WHAT YOU ARE ASKED TO DO.
List all lines of the data containing the word "inner".

-- BEGIN MATERIAL SHOWN --

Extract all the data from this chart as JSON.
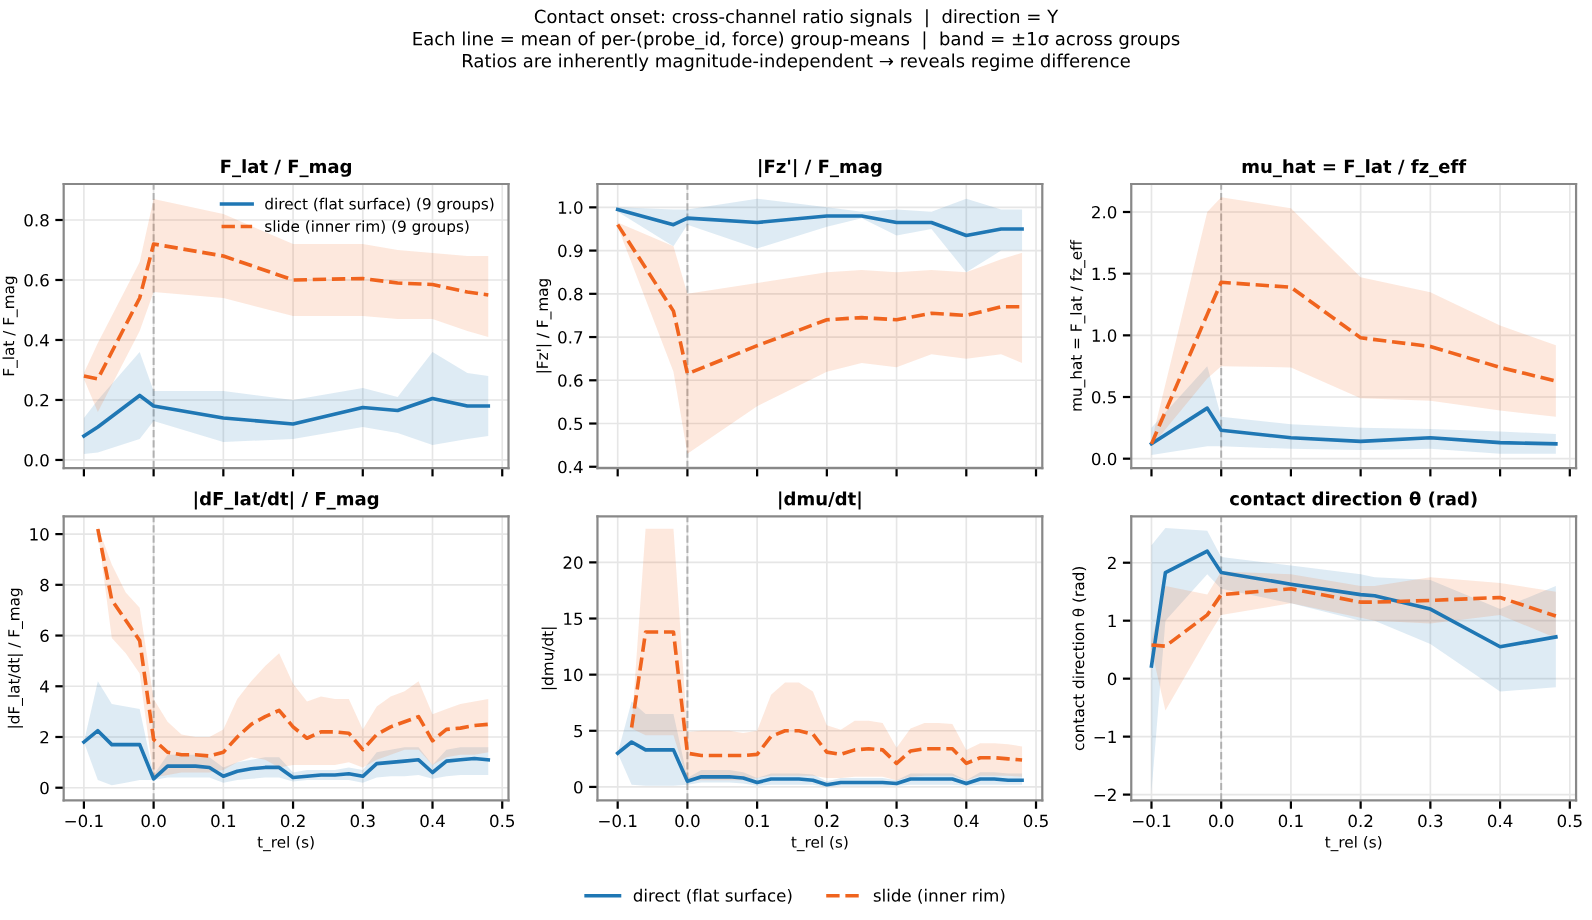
{
  "chart_data": [
    {
      "type": "line",
      "title": "F_lat / F_mag",
      "subtitle": "Contact onset: cross-channel ratio signals  |  direction = Y\nEach line = mean of per-(probe_id, force) group-means  |  band = ±1σ across groups\nRatios are inherently magnitude-independent → reveals regime difference",
      "ylabel": "F_lat / F_mag",
      "grid": true,
      "legend": "top right",
      "tick_labels": "y",
      "x": [
        -0.1,
        -0.08,
        -0.02,
        0,
        0.1,
        0.2,
        0.3,
        0.35,
        0.4,
        0.45,
        0.48
      ],
      "xlim": [
        -0.129,
        0.509
      ],
      "xticks": [
        {
          "value": -0.1,
          "label": null
        },
        {
          "value": 0,
          "label": null
        },
        {
          "value": 0.1,
          "label": null
        },
        {
          "value": 0.2,
          "label": null
        },
        {
          "value": 0.3,
          "label": null
        },
        {
          "value": 0.4,
          "label": null
        },
        {
          "value": 0.5,
          "label": null
        }
      ],
      "ylim": [
        -0.027,
        0.92
      ],
      "yticks": [
        {
          "value": 0,
          "label": "0.0"
        },
        0.2,
        0.4,
        0.6,
        0.8
      ],
      "ref_lines": [
        {
          "axis": "x",
          "value": 0,
          "color": "#b0b0b0",
          "line_style": "dashed"
        }
      ],
      "series": [
        {
          "name": "direct (flat surface) (9 groups)",
          "color": "#1f77b4",
          "line_style": "solid",
          "values": [
            0.08,
            0.11,
            0.215,
            0.18,
            0.14,
            0.12,
            0.175,
            0.165,
            0.205,
            0.18,
            0.18
          ],
          "lower": [
            0.02,
            0.025,
            0.07,
            0.13,
            0.06,
            0.07,
            0.11,
            0.09,
            0.05,
            0.07,
            0.08
          ],
          "upper": [
            0.14,
            0.2,
            0.36,
            0.23,
            0.23,
            0.2,
            0.24,
            0.21,
            0.36,
            0.29,
            0.28
          ]
        },
        {
          "name": "slide (inner rim) (9 groups)",
          "color": "#f0641e",
          "line_style": "dashed",
          "values": [
            0.28,
            0.27,
            0.54,
            0.72,
            0.68,
            0.6,
            0.605,
            0.59,
            0.585,
            0.56,
            0.55
          ],
          "lower": [
            0.27,
            0.16,
            0.43,
            0.56,
            0.54,
            0.48,
            0.48,
            0.47,
            0.47,
            0.43,
            0.41
          ],
          "upper": [
            0.29,
            0.39,
            0.66,
            0.87,
            0.82,
            0.72,
            0.72,
            0.7,
            0.69,
            0.68,
            0.68
          ]
        }
      ]
    },
    {
      "type": "line",
      "title": "|Fz'| / F_mag",
      "ylabel": "|Fz'| / F_mag",
      "grid": true,
      "tick_labels": "y",
      "legend": "bottom",
      "x": [
        -0.1,
        -0.02,
        0,
        0.1,
        0.2,
        0.25,
        0.3,
        0.35,
        0.4,
        0.45,
        0.48
      ],
      "xlim": [
        -0.129,
        0.509
      ],
      "xticks": [
        {
          "value": -0.1,
          "label": null
        },
        {
          "value": 0,
          "label": null
        },
        {
          "value": 0.1,
          "label": null
        },
        {
          "value": 0.2,
          "label": null
        },
        {
          "value": 0.3,
          "label": null
        },
        {
          "value": 0.4,
          "label": null
        },
        {
          "value": 0.5,
          "label": null
        }
      ],
      "ylim": [
        0.397,
        1.054
      ],
      "yticks": [
        0.4,
        0.5,
        0.6,
        0.7,
        0.8,
        0.9,
        {
          "value": 1.0,
          "label": "1.0"
        }
      ],
      "ref_lines": [
        {
          "axis": "x",
          "value": 0,
          "color": "#b0b0b0",
          "line_style": "dashed"
        }
      ],
      "series": [
        {
          "name": "direct (flat surface)",
          "color": "#1f77b4",
          "line_style": "solid",
          "values": [
            0.995,
            0.96,
            0.975,
            0.965,
            0.98,
            0.98,
            0.965,
            0.965,
            0.935,
            0.95,
            0.95
          ],
          "lower": [
            0.99,
            0.91,
            0.96,
            0.905,
            0.955,
            0.975,
            0.935,
            0.95,
            0.85,
            0.9,
            0.9
          ],
          "upper": [
            1.0,
            0.995,
            0.995,
            1.02,
            1.0,
            0.99,
            0.995,
            0.99,
            1.02,
            0.995,
            0.995
          ]
        },
        {
          "name": "slide (inner rim)",
          "color": "#f0641e",
          "line_style": "dashed",
          "values": [
            0.96,
            0.76,
            0.615,
            0.68,
            0.74,
            0.745,
            0.74,
            0.755,
            0.75,
            0.77,
            0.77
          ],
          "lower": [
            0.955,
            0.62,
            0.43,
            0.54,
            0.62,
            0.64,
            0.63,
            0.66,
            0.65,
            0.66,
            0.64
          ],
          "upper": [
            0.965,
            0.91,
            0.8,
            0.825,
            0.85,
            0.855,
            0.85,
            0.855,
            0.85,
            0.88,
            0.895
          ]
        }
      ]
    },
    {
      "type": "line",
      "title": "mu_hat = F_lat / fz_eff",
      "ylabel": "mu_hat = F_lat / fz_eff",
      "grid": true,
      "tick_labels": "y",
      "x": [
        -0.1,
        -0.02,
        0,
        0.1,
        0.2,
        0.3,
        0.4,
        0.48
      ],
      "xlim": [
        -0.129,
        0.509
      ],
      "xticks": [
        {
          "value": -0.1,
          "label": null
        },
        {
          "value": 0,
          "label": null
        },
        {
          "value": 0.1,
          "label": null
        },
        {
          "value": 0.2,
          "label": null
        },
        {
          "value": 0.3,
          "label": null
        },
        {
          "value": 0.4,
          "label": null
        },
        {
          "value": 0.5,
          "label": null
        }
      ],
      "ylim": [
        -0.076,
        2.227
      ],
      "yticks": [
        {
          "value": 0,
          "label": "0.0"
        },
        0.5,
        {
          "value": 1,
          "label": "1.0"
        },
        1.5,
        {
          "value": 2,
          "label": "2.0"
        }
      ],
      "ref_lines": [
        {
          "axis": "x",
          "value": 0,
          "color": "#b0b0b0",
          "line_style": "dashed"
        }
      ],
      "series": [
        {
          "color": "#1f77b4",
          "line_style": "solid",
          "values": [
            0.12,
            0.41,
            0.23,
            0.17,
            0.14,
            0.17,
            0.13,
            0.12
          ],
          "lower": [
            0.03,
            0.1,
            0.1,
            0.08,
            0.07,
            0.08,
            0.04,
            0.04
          ],
          "upper": [
            0.25,
            0.75,
            0.34,
            0.28,
            0.25,
            0.24,
            0.22,
            0.2
          ]
        },
        {
          "color": "#f0641e",
          "line_style": "dashed",
          "values": [
            0.12,
            1.17,
            1.43,
            1.39,
            0.98,
            0.91,
            0.74,
            0.63
          ],
          "lower": [
            0.1,
            0.65,
            0.75,
            0.74,
            0.49,
            0.47,
            0.39,
            0.34
          ],
          "upper": [
            0.14,
            2.0,
            2.12,
            2.03,
            1.47,
            1.35,
            1.08,
            0.92
          ]
        }
      ]
    },
    {
      "type": "line",
      "title": "|dF_lat/dt| / F_mag",
      "xlabel": "t_rel (s)",
      "ylabel": "|dF_lat/dt| / F_mag",
      "grid": true,
      "x": [
        -0.1,
        -0.08,
        -0.06,
        -0.04,
        -0.02,
        0,
        0.02,
        0.04,
        0.06,
        0.08,
        0.1,
        0.12,
        0.14,
        0.16,
        0.18,
        0.2,
        0.22,
        0.24,
        0.26,
        0.28,
        0.3,
        0.32,
        0.34,
        0.36,
        0.38,
        0.4,
        0.42,
        0.44,
        0.46,
        0.48
      ],
      "xlim": [
        -0.129,
        0.509
      ],
      "xticks": [
        {
          "value": -0.1,
          "label": "−0.1"
        },
        {
          "value": 0,
          "label": "0.0"
        },
        {
          "value": 0.1,
          "label": "0.1"
        },
        {
          "value": 0.2,
          "label": "0.2"
        },
        {
          "value": 0.3,
          "label": "0.3"
        },
        {
          "value": 0.4,
          "label": "0.4"
        },
        {
          "value": 0.5,
          "label": "0.5"
        }
      ],
      "ylim": [
        -0.5,
        10.7
      ],
      "yticks": [
        0,
        2,
        4,
        6,
        8,
        10
      ],
      "ref_lines": [
        {
          "axis": "x",
          "value": 0,
          "color": "#b0b0b0",
          "line_style": "dashed"
        }
      ],
      "series": [
        {
          "color": "#1f77b4",
          "line_style": "solid",
          "values": [
            1.8,
            2.25,
            1.7,
            1.7,
            1.7,
            0.35,
            0.85,
            0.85,
            0.85,
            0.8,
            0.45,
            0.65,
            0.75,
            0.8,
            0.8,
            0.4,
            0.45,
            0.5,
            0.5,
            0.55,
            0.45,
            0.95,
            1.0,
            1.05,
            1.1,
            0.6,
            1.05,
            1.1,
            1.15,
            1.1
          ],
          "lower": [
            1.8,
            0.3,
            0.1,
            0.2,
            0.3,
            0.3,
            0.4,
            0.4,
            0.4,
            0.4,
            0.2,
            0.3,
            0.35,
            0.4,
            0.4,
            0.25,
            0.3,
            0.3,
            0.3,
            0.3,
            0.2,
            0.4,
            0.45,
            0.45,
            0.5,
            0.35,
            0.45,
            0.5,
            0.5,
            0.5
          ],
          "upper": [
            1.8,
            4.2,
            3.3,
            3.2,
            3.1,
            0.5,
            1.3,
            1.3,
            1.3,
            1.2,
            0.8,
            1.0,
            1.1,
            1.2,
            1.2,
            0.6,
            0.7,
            0.7,
            0.7,
            0.8,
            0.7,
            1.4,
            1.5,
            1.6,
            1.6,
            0.9,
            1.5,
            1.6,
            1.6,
            1.6
          ]
        },
        {
          "color": "#f0641e",
          "line_style": "dashed",
          "values": [
            null,
            10.2,
            7.4,
            6.6,
            5.8,
            1.9,
            1.4,
            1.3,
            1.3,
            1.25,
            1.4,
            2.0,
            2.5,
            2.8,
            3.05,
            2.4,
            1.95,
            2.2,
            2.2,
            2.15,
            1.5,
            2.1,
            2.4,
            2.6,
            2.8,
            1.85,
            2.3,
            2.35,
            2.45,
            2.5
          ],
          "lower": [
            null,
            10.1,
            5.9,
            5.3,
            4.5,
            0.4,
            0.5,
            0.6,
            0.6,
            0.6,
            0.7,
            1.0,
            1.2,
            1.1,
            0.8,
            0.9,
            0.9,
            0.9,
            0.9,
            1.0,
            0.8,
            1.1,
            1.3,
            1.5,
            1.5,
            0.9,
            1.2,
            1.3,
            1.3,
            1.4
          ],
          "upper": [
            null,
            10.3,
            8.8,
            7.7,
            7.1,
            3.5,
            2.6,
            2.1,
            2.0,
            2.0,
            2.3,
            3.5,
            4.2,
            4.8,
            5.3,
            4.1,
            3.4,
            3.6,
            3.5,
            3.5,
            2.3,
            3.2,
            3.6,
            3.8,
            4.2,
            2.9,
            3.1,
            3.3,
            3.4,
            3.5
          ]
        }
      ]
    },
    {
      "type": "line",
      "title": "|dmu/dt|",
      "xlabel": "t_rel (s)",
      "ylabel": "|dmu/dt|",
      "grid": true,
      "x": [
        -0.1,
        -0.08,
        -0.06,
        -0.04,
        -0.02,
        0,
        0.02,
        0.04,
        0.06,
        0.08,
        0.1,
        0.12,
        0.14,
        0.16,
        0.18,
        0.2,
        0.22,
        0.24,
        0.26,
        0.28,
        0.3,
        0.32,
        0.34,
        0.36,
        0.38,
        0.4,
        0.42,
        0.44,
        0.46,
        0.48
      ],
      "xlim": [
        -0.129,
        0.509
      ],
      "xticks": [
        {
          "value": -0.1,
          "label": "−0.1"
        },
        {
          "value": 0,
          "label": "0.0"
        },
        {
          "value": 0.1,
          "label": "0.1"
        },
        {
          "value": 0.2,
          "label": "0.2"
        },
        {
          "value": 0.3,
          "label": "0.3"
        },
        {
          "value": 0.4,
          "label": "0.4"
        },
        {
          "value": 0.5,
          "label": "0.5"
        }
      ],
      "ylim": [
        -1.2,
        24.1
      ],
      "yticks": [
        0,
        5,
        10,
        15,
        20
      ],
      "ref_lines": [
        {
          "axis": "x",
          "value": 0,
          "color": "#b0b0b0",
          "line_style": "dashed"
        }
      ],
      "series": [
        {
          "color": "#1f77b4",
          "line_style": "solid",
          "values": [
            3.0,
            4.0,
            3.3,
            3.3,
            3.3,
            0.5,
            0.9,
            0.9,
            0.9,
            0.8,
            0.4,
            0.7,
            0.7,
            0.7,
            0.6,
            0.2,
            0.4,
            0.4,
            0.4,
            0.4,
            0.3,
            0.7,
            0.7,
            0.7,
            0.7,
            0.3,
            0.7,
            0.7,
            0.6,
            0.6
          ],
          "lower": [
            3.0,
            0.2,
            0.1,
            0.1,
            0.1,
            0.2,
            0.4,
            0.4,
            0.4,
            0.3,
            0.1,
            0.2,
            0.2,
            0.2,
            0.2,
            0.0,
            0.1,
            0.1,
            0.1,
            0.1,
            0.1,
            0.2,
            0.2,
            0.2,
            0.2,
            0.1,
            0.2,
            0.2,
            0.2,
            0.2
          ],
          "upper": [
            3.0,
            7.6,
            6.5,
            6.5,
            6.5,
            0.8,
            1.5,
            1.5,
            1.5,
            1.3,
            0.8,
            1.2,
            1.2,
            1.2,
            1.1,
            0.5,
            0.8,
            0.8,
            0.8,
            0.8,
            0.6,
            1.2,
            1.2,
            1.2,
            1.2,
            0.6,
            1.3,
            1.3,
            1.2,
            1.2
          ]
        },
        {
          "color": "#f0641e",
          "line_style": "dashed",
          "values": [
            null,
            5.3,
            13.8,
            13.8,
            13.8,
            3.0,
            2.8,
            2.8,
            2.8,
            2.8,
            2.9,
            4.5,
            5.0,
            5.0,
            4.7,
            3.1,
            2.9,
            3.3,
            3.4,
            3.3,
            2.1,
            3.2,
            3.4,
            3.4,
            3.4,
            2.1,
            2.6,
            2.6,
            2.5,
            2.4
          ],
          "lower": [
            null,
            5.2,
            4.6,
            4.6,
            4.6,
            0.6,
            0.6,
            0.6,
            0.6,
            0.6,
            0.8,
            1.0,
            1.0,
            1.0,
            1.0,
            0.8,
            0.8,
            0.9,
            0.9,
            0.9,
            0.6,
            0.9,
            1.0,
            1.0,
            1.0,
            0.6,
            1.0,
            1.0,
            1.0,
            0.9
          ],
          "upper": [
            null,
            5.4,
            23.0,
            23.0,
            23.0,
            4.9,
            5.0,
            5.0,
            5.0,
            4.8,
            5.0,
            8.2,
            9.3,
            9.3,
            8.5,
            5.5,
            5.1,
            5.9,
            5.9,
            5.7,
            3.5,
            5.2,
            5.7,
            5.7,
            5.6,
            3.3,
            3.9,
            3.9,
            3.8,
            3.6
          ]
        }
      ]
    },
    {
      "type": "line",
      "title": "contact direction θ (rad)",
      "xlabel": "t_rel (s)",
      "ylabel": "contact direction θ (rad)",
      "grid": true,
      "x": [
        -0.1,
        -0.08,
        -0.02,
        0,
        0.1,
        0.2,
        0.22,
        0.3,
        0.4,
        0.48
      ],
      "xlim": [
        -0.129,
        0.509
      ],
      "xticks": [
        {
          "value": -0.1,
          "label": "−0.1"
        },
        {
          "value": 0,
          "label": "0.0"
        },
        {
          "value": 0.1,
          "label": "0.1"
        },
        {
          "value": 0.2,
          "label": "0.2"
        },
        {
          "value": 0.3,
          "label": "0.3"
        },
        {
          "value": 0.4,
          "label": "0.4"
        },
        {
          "value": 0.5,
          "label": "0.5"
        }
      ],
      "ylim": [
        -2.1,
        2.8
      ],
      "yticks": [
        {
          "value": -2,
          "label": "−2"
        },
        {
          "value": -1,
          "label": "−1"
        },
        0,
        1,
        2
      ],
      "ref_lines": [
        {
          "axis": "x",
          "value": 0,
          "color": "#b0b0b0",
          "line_style": "dashed"
        }
      ],
      "series": [
        {
          "color": "#1f77b4",
          "line_style": "solid",
          "values": [
            0.22,
            1.83,
            2.2,
            1.83,
            1.63,
            1.45,
            1.43,
            1.2,
            0.55,
            0.72
          ],
          "lower": [
            -1.95,
            1.0,
            1.8,
            1.55,
            1.3,
            1.0,
            1.0,
            0.6,
            -0.22,
            -0.15
          ],
          "upper": [
            2.3,
            2.6,
            2.55,
            2.1,
            1.95,
            1.8,
            1.75,
            1.7,
            1.2,
            1.6
          ]
        },
        {
          "color": "#f0641e",
          "line_style": "dashed",
          "values": [
            0.58,
            0.56,
            1.1,
            1.45,
            1.55,
            1.32,
            1.32,
            1.35,
            1.4,
            1.08
          ],
          "lower": [
            0.5,
            -0.55,
            0.7,
            1.1,
            1.3,
            1.05,
            1.0,
            0.95,
            1.1,
            0.7
          ],
          "upper": [
            0.65,
            1.6,
            1.45,
            1.85,
            1.8,
            1.6,
            1.6,
            1.75,
            1.65,
            1.5
          ]
        }
      ]
    }
  ]
}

-- END MATERIAL SHOWN --

EXPECTED OUTPUT.
          "name": "slide (inner rim) (9 groups)",
          "name": "slide (inner rim)",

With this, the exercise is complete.